**Goal**
Check each line of the data for "蜜枇杷叶" and select those that have it.

**Extracted entries**

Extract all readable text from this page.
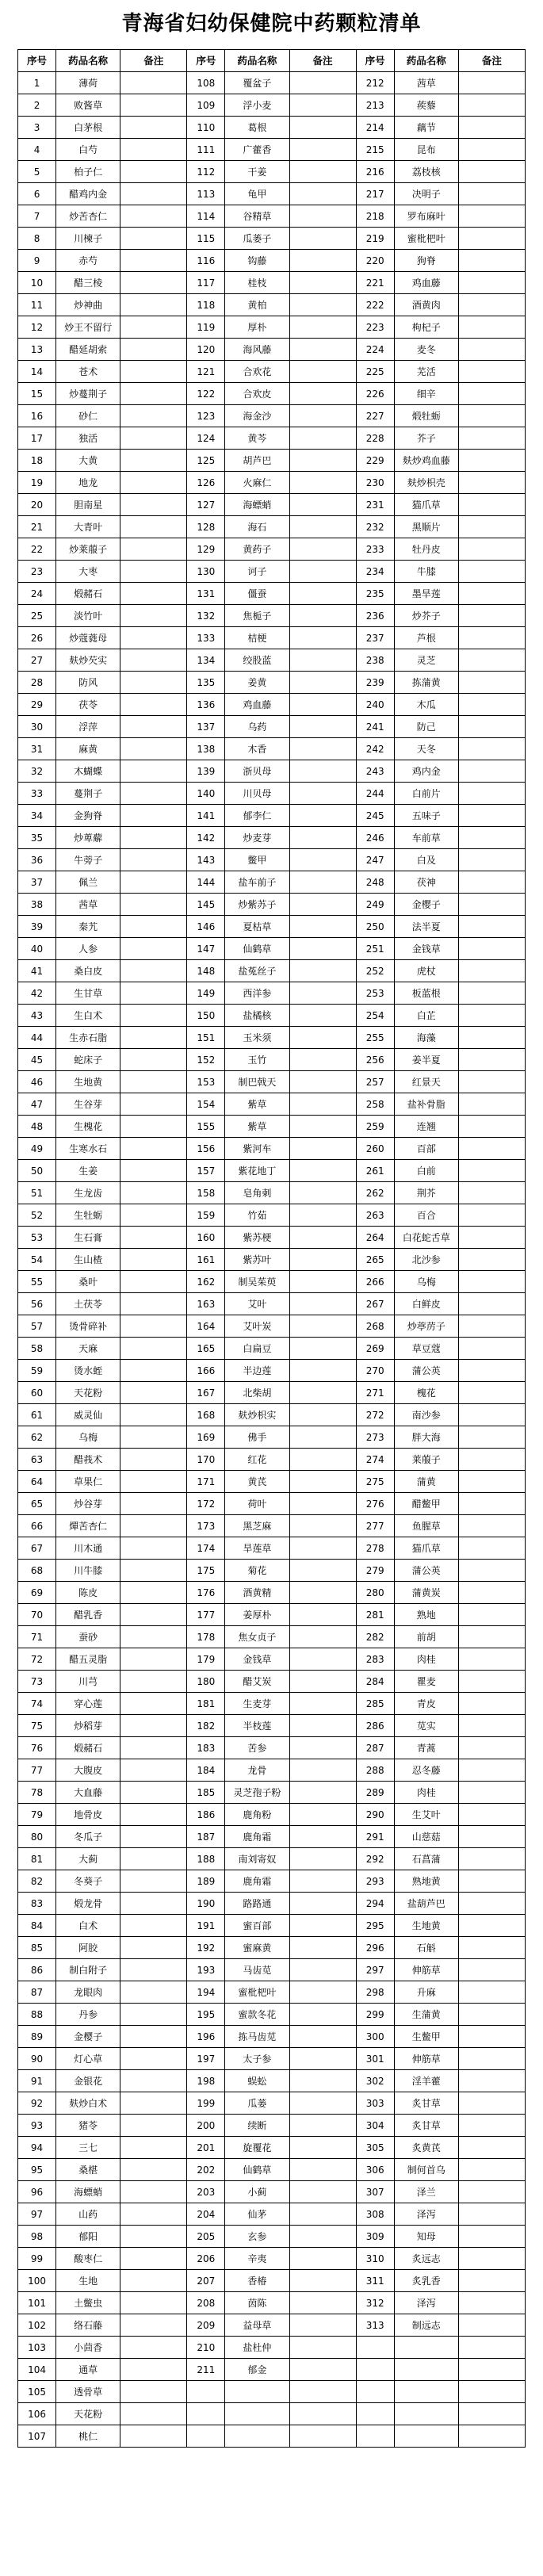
青海省妇幼保健院中药颗粒清单
序号	药品名称	备注	序号	药品名称	备注	序号	药品名称	备注
1	薄荷		108	覆盆子		212	茜草	
2	败酱草		109	浮小麦		213	蒺藜	
3	白茅根		110	葛根		214	藕节	
4	白芍		111	广藿香		215	昆布	
5	柏子仁		112	干姜		216	荔枝核	
6	醋鸡内金		113	龟甲		217	决明子	
7	炒苦杏仁		114	谷精草		218	罗布麻叶	
8	川楝子		115	瓜蒌子		219	蜜枇杷叶	
9	赤芍		116	钩藤		220	狗脊	
10	醋三棱		117	桂枝		221	鸡血藤	
11	炒神曲		118	黄柏		222	酒黄肉	
12	炒王不留行		119	厚朴		223	枸杞子	
13	醋延胡索		120	海风藤		224	麦冬	
14	苍术		121	合欢花		225	芜活	
15	炒蔓荆子		122	合欢皮		226	细辛	
16	砂仁		123	海金沙		227	煅牡蛎	
17	独活		124	黄芩		228	芥子	
18	大黄		125	胡芦巴		229	麸炒鸡血藤	
19	地龙		126	火麻仁		230	麸炒枳壳	
20	胆南星		127	海螵蛸		231	猫爪草	
21	大青叶		128	海石		232	黑顺片	
22	炒莱菔子		129	黄药子		233	牡丹皮	
23	大枣		130	诃子		234	牛膝	
24	煅赭石		131	僵蚕		235	墨旱莲	
25	淡竹叶		132	焦栀子		236	炒芥子	
26	炒蔻蕤母		133	桔梗		237	芦根	
27	麸炒芡实		134	绞股蓝		238	灵芝	
28	防风		135	姜黄		239	拣蒲黄	
29	茯苓		136	鸡血藤		240	木瓜	
30	浮萍		137	乌药		241	防己	
31	麻黄		138	木香		242	天冬	
32	木蝴蝶		139	浙贝母		243	鸡内金	
33	蔓荆子		140	川贝母		244	白前片	
34	金狗脊		141	郁李仁		245	五味子	
35	炒萆薢		142	炒麦芽		246	车前草	
36	牛蒡子		143	鳖甲		247	白及	
37	佩兰		144	盐车前子		248	茯神	
38	茜草		145	炒紫苏子		249	金樱子	
39	秦艽		146	夏枯草		250	法半夏	
40	人参		147	仙鹤草		251	金钱草	
41	桑白皮		148	盐菟丝子		252	虎杖	
42	生甘草		149	西洋参		253	板蓝根	
43	生白术		150	盐橘核		254	白芷	
44	生赤石脂		151	玉米须		255	海藻	
45	蛇床子		152	玉竹		256	姜半夏	
46	生地黄		153	制巴戟天		257	红景天	
47	生谷芽		154	紫草		258	盐补骨脂	
48	生槐花		155	紫草		259	连翘	
49	生寒水石		156	紫河车		260	百部	
50	生姜		157	紫花地丁		261	白前	
51	生龙齿		158	皂角刺		262	荆芥	
52	生牡蛎		159	竹茹		263	百合	
53	生石膏		160	紫苏梗		264	白花蛇舌草	
54	生山楂		161	紫苏叶		265	北沙参	
55	桑叶		162	制吴茱萸		266	乌梅	
56	土茯苓		163	艾叶		267	白鲜皮	
57	烫骨碎补		164	艾叶炭		268	炒葶苈子	
58	天麻		165	白扁豆		269	草豆蔻	
59	烫水蛭		166	半边莲		270	蒲公英	
60	天花粉		167	北柴胡		271	槐花	
61	威灵仙		168	麸炒枳实		272	南沙参	
62	乌梅		169	佛手		273	胖大海	
63	醋莪术		170	红花		274	莱菔子	
64	草果仁		171	黄芪		275	蒲黄	
65	炒谷芽		172	荷叶		276	醋鳖甲	
66	燀苦杏仁		173	黑芝麻		277	鱼腥草	
67	川木通		174	旱莲草		278	猫爪草	
68	川牛膝		175	菊花		279	蒲公英	
69	陈皮		176	酒黄精		280	蒲黄炭	
70	醋乳香		177	姜厚朴		281	熟地	
71	蚕砂		178	焦女贞子		282	前胡	
72	醋五灵脂		179	金钱草		283	肉桂	
73	川芎		180	醋艾炭		284	瞿麦	
74	穿心莲		181	生麦芽		285	青皮	
75	炒稻芽		182	半枝莲		286	苋实	
76	煅赭石		183	苦参		287	青蒿	
77	大腹皮		184	龙骨		288	忍冬藤	
78	大血藤		185	灵芝孢子粉		289	肉桂	
79	地骨皮		186	鹿角粉		290	生艾叶	
80	冬瓜子		187	鹿角霜		291	山慈菇	
81	大蓟		188	南刘寄奴		292	石菖蒲	
82	冬葵子		189	鹿角霜		293	熟地黄	
83	煅龙骨		190	路路通		294	盐葫芦巴	
84	白术		191	蜜百部		295	生地黄	
85	阿胶		192	蜜麻黄		296	石斛	
86	制白附子		193	马齿苋		297	伸筋草	
87	龙眼肉		194	蜜枇杷叶		298	升麻	
88	丹参		195	蜜款冬花		299	生蒲黄	
89	金樱子		196	拣马齿苋		300	生鳖甲	
90	灯心草		197	太子参		301	伸筋草	
91	金银花		198	蜈蚣		302	淫羊藿	
92	麸炒白术		199	瓜蒌		303	炙甘草	
93	猪苓		200	续断		304	炙甘草	
94	三七		201	旋覆花		305	炙黄芪	
95	桑椹		202	仙鹤草		306	制何首乌	
96	海螵蛸		203	小蓟		307	泽兰	
97	山药		204	仙茅		308	泽泻	
98	郁阳		205	玄参		309	知母	
99	酸枣仁		206	辛夷		310	炙远志	
100	生地		207	香椿		311	炙乳香	
101	土鳖虫		208	茵陈		312	泽泻	
102	络石藤		209	益母草		313	制远志	
103	小茴香		210	盐杜仲				
104	通草		211	郁金				
105	透骨草							
106	天花粉							
107	桃仁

**Task answer**
8	川楝子		115	瓜蒌子		219	蜜枇杷叶	
87	龙眼肉		194	蜜枇杷叶		298	升麻	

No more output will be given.